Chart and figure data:
++++++++++++++++++++
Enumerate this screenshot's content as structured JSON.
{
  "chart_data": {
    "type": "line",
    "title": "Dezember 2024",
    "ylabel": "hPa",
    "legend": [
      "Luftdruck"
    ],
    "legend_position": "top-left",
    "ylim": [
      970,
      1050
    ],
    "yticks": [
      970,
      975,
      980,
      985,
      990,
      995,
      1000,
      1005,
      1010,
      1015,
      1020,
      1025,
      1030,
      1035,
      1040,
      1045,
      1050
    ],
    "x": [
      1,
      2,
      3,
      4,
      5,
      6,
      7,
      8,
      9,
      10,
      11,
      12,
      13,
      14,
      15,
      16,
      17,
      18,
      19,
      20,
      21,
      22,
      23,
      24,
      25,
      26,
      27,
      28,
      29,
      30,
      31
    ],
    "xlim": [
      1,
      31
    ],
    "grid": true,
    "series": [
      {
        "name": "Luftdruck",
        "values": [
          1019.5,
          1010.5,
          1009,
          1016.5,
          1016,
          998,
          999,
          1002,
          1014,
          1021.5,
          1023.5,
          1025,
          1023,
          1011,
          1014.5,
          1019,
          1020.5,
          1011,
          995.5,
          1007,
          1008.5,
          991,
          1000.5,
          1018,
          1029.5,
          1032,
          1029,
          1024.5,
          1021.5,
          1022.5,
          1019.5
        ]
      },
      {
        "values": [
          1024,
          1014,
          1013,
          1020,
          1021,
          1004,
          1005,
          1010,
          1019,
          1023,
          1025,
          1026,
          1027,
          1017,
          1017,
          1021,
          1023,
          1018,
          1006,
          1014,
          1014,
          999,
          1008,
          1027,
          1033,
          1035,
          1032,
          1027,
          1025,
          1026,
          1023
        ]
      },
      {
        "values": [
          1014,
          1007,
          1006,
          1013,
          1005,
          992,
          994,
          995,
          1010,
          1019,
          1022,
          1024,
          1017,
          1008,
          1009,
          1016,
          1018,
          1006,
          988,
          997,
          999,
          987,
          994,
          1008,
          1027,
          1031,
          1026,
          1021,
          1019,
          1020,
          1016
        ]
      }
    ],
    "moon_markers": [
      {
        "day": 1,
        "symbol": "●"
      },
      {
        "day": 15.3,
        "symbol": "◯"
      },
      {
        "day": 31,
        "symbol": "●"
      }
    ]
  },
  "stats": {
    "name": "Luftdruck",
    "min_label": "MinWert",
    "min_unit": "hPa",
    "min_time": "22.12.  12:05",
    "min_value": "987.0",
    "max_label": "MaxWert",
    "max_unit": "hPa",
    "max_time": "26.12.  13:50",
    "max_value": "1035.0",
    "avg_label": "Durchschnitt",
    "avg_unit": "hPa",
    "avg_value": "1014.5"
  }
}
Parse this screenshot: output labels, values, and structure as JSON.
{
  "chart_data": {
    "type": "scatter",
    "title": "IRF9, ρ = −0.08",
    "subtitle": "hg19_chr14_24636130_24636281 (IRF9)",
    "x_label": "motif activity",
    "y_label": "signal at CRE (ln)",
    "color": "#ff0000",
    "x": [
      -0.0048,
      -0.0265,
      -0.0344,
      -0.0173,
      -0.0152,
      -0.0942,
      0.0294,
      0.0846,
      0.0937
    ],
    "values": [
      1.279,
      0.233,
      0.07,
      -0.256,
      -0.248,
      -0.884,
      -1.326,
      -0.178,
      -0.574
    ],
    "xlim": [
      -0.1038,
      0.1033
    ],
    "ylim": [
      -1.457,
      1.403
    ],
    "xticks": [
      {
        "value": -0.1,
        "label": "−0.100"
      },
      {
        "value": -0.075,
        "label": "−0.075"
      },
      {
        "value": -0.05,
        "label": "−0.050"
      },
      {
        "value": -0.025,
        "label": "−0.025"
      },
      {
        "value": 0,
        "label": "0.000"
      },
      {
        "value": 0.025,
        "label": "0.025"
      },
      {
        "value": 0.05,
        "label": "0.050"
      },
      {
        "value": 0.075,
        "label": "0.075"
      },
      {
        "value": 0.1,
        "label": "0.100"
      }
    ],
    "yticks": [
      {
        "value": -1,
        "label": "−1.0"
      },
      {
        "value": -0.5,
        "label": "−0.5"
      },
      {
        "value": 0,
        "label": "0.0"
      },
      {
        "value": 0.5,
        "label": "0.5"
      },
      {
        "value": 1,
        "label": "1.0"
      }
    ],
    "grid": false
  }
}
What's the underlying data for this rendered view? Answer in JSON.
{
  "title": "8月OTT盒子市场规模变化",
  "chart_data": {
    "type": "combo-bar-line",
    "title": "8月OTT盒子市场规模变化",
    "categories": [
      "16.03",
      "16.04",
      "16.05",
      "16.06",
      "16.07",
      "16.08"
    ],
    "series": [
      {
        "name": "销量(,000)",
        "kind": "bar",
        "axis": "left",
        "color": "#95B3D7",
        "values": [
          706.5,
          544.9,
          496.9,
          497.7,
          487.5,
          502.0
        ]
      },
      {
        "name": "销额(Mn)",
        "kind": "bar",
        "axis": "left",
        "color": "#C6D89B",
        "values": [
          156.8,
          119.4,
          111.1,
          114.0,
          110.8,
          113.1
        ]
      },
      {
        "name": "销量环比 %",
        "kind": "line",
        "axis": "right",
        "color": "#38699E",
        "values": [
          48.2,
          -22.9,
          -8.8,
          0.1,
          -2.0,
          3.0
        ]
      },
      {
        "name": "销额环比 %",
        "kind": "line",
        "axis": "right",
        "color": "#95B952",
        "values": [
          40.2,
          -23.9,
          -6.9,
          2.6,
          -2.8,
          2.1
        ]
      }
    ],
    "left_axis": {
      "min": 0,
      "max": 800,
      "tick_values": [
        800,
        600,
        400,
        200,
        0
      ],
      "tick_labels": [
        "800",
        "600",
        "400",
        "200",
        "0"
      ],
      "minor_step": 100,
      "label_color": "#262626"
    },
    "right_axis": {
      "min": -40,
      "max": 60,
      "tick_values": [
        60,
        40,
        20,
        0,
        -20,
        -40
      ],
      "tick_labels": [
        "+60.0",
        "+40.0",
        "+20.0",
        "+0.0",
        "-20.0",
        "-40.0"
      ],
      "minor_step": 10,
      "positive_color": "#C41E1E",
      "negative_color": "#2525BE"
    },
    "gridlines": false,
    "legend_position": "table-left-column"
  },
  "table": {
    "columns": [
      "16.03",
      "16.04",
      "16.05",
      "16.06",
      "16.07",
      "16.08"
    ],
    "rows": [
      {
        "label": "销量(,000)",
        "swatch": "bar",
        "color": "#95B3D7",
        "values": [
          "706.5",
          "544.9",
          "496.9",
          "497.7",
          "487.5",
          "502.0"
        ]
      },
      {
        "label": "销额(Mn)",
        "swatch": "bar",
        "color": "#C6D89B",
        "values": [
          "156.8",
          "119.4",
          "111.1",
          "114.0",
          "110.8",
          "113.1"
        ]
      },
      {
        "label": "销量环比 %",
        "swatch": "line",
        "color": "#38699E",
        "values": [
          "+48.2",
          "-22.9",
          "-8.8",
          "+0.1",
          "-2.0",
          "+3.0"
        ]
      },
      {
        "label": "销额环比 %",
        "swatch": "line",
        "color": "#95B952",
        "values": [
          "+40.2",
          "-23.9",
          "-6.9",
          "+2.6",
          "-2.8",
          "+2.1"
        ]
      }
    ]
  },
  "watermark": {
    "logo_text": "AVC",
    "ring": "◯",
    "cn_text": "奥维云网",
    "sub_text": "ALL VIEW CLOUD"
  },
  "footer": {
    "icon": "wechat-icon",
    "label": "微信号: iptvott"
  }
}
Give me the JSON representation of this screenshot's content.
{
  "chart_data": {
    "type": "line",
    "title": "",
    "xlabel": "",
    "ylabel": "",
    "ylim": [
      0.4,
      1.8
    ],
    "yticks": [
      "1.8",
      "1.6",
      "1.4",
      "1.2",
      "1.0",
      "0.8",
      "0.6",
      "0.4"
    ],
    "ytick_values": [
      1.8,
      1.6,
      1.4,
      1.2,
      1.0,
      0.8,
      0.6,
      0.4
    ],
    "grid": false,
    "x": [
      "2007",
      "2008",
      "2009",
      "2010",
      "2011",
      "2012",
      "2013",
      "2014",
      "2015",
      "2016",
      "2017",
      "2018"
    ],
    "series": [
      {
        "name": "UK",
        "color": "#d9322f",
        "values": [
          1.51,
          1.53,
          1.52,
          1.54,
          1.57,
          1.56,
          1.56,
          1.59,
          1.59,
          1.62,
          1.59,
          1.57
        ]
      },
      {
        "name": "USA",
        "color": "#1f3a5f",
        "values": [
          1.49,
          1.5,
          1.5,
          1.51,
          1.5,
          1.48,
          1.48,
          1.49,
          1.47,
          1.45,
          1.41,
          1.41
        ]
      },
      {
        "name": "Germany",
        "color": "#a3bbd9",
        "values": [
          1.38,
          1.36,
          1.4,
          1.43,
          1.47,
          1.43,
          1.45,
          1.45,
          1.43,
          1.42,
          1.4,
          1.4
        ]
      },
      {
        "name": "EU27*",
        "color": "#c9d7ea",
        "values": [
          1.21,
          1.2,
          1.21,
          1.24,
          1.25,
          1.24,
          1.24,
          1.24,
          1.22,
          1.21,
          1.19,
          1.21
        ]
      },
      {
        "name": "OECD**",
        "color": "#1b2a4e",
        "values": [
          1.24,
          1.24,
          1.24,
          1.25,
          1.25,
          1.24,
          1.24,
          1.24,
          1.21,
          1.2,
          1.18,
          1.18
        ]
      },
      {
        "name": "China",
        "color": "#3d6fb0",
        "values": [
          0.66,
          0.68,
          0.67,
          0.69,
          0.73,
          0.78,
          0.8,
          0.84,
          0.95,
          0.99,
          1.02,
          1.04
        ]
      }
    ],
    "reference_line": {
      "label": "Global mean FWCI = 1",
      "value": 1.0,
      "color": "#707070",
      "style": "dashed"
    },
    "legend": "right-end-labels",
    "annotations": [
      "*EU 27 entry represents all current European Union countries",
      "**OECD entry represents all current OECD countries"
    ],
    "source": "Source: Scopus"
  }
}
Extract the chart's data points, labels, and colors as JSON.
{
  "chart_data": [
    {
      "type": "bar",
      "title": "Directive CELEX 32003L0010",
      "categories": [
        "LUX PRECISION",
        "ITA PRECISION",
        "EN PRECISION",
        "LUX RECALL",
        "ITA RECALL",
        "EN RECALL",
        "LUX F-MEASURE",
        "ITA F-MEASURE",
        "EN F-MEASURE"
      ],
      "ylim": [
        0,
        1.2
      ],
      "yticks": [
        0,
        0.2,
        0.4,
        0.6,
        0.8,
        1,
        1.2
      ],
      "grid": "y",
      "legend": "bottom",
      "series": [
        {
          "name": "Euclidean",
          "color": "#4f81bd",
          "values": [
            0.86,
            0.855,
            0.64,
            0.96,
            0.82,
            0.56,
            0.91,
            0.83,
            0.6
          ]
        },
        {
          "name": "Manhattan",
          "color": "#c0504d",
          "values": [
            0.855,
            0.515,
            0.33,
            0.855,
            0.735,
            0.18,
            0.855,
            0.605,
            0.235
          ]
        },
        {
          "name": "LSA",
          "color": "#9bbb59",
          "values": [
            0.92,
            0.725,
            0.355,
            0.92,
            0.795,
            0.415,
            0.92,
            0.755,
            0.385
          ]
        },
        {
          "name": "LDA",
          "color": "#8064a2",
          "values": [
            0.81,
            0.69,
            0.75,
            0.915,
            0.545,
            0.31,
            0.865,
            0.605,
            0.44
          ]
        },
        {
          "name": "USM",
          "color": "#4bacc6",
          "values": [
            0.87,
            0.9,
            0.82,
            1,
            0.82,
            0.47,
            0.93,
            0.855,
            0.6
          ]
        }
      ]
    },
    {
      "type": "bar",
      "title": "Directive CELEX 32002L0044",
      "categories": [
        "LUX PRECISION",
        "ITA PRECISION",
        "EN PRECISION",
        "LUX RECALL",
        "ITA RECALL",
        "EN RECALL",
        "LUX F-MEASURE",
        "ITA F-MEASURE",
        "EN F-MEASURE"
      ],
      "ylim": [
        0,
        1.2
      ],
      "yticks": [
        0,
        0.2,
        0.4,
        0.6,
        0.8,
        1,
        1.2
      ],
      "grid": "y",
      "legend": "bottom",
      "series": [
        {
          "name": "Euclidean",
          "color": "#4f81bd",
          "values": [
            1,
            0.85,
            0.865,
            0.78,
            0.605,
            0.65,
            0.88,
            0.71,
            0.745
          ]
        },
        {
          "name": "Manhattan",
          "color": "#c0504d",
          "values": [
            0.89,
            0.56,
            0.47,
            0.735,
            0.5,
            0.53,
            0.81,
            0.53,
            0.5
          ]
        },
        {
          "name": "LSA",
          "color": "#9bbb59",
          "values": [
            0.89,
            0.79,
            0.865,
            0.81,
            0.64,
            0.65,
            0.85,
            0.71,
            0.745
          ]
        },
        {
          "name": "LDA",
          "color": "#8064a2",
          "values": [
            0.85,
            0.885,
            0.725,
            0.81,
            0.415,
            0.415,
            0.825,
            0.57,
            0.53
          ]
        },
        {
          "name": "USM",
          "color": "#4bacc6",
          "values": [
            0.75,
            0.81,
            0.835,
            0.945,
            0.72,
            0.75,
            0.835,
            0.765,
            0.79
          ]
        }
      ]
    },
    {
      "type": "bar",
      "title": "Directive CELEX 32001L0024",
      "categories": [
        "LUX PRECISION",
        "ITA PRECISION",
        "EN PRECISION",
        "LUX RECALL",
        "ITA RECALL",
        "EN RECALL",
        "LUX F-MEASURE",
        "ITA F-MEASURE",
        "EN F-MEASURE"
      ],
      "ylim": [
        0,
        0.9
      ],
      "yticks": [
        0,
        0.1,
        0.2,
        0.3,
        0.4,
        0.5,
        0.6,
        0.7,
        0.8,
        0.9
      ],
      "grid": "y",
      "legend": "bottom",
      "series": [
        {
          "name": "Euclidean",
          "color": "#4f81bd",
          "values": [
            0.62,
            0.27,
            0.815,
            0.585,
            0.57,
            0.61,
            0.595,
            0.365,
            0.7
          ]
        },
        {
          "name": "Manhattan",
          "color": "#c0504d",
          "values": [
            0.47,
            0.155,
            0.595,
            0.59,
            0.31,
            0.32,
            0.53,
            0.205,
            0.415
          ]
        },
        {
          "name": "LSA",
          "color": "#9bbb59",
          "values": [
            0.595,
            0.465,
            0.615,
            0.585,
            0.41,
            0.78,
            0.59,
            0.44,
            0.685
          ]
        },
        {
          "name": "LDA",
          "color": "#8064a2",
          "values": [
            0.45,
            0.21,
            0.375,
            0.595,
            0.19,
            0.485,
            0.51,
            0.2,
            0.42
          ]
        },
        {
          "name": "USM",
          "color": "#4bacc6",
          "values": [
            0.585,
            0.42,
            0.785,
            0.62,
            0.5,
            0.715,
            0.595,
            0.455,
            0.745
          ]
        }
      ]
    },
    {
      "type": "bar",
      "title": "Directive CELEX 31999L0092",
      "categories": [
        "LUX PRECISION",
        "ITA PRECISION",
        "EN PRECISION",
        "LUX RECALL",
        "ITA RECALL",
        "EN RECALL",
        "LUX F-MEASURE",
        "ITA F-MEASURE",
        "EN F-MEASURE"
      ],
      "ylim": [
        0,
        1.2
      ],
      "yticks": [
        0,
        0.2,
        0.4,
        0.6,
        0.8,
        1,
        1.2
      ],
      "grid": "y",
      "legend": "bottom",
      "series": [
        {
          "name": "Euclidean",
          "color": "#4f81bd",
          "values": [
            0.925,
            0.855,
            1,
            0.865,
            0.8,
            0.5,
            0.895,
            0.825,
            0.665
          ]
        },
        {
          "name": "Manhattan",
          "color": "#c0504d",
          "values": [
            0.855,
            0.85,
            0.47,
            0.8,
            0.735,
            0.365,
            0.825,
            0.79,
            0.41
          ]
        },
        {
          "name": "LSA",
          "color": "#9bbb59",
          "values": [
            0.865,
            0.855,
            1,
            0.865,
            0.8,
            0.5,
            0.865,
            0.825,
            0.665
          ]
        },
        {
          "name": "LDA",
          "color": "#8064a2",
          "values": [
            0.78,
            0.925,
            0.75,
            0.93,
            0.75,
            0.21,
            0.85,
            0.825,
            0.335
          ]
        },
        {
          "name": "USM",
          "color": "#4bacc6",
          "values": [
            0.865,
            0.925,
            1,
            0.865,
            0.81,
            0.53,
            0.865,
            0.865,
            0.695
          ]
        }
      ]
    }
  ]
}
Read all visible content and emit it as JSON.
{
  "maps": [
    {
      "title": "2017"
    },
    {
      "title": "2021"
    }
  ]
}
++++++++++++++++++++
What is expected: Select all lines with the word "false" from the entries above.

Problem solution:
    "grid": false
    "gridlines": false,
    "grid": false,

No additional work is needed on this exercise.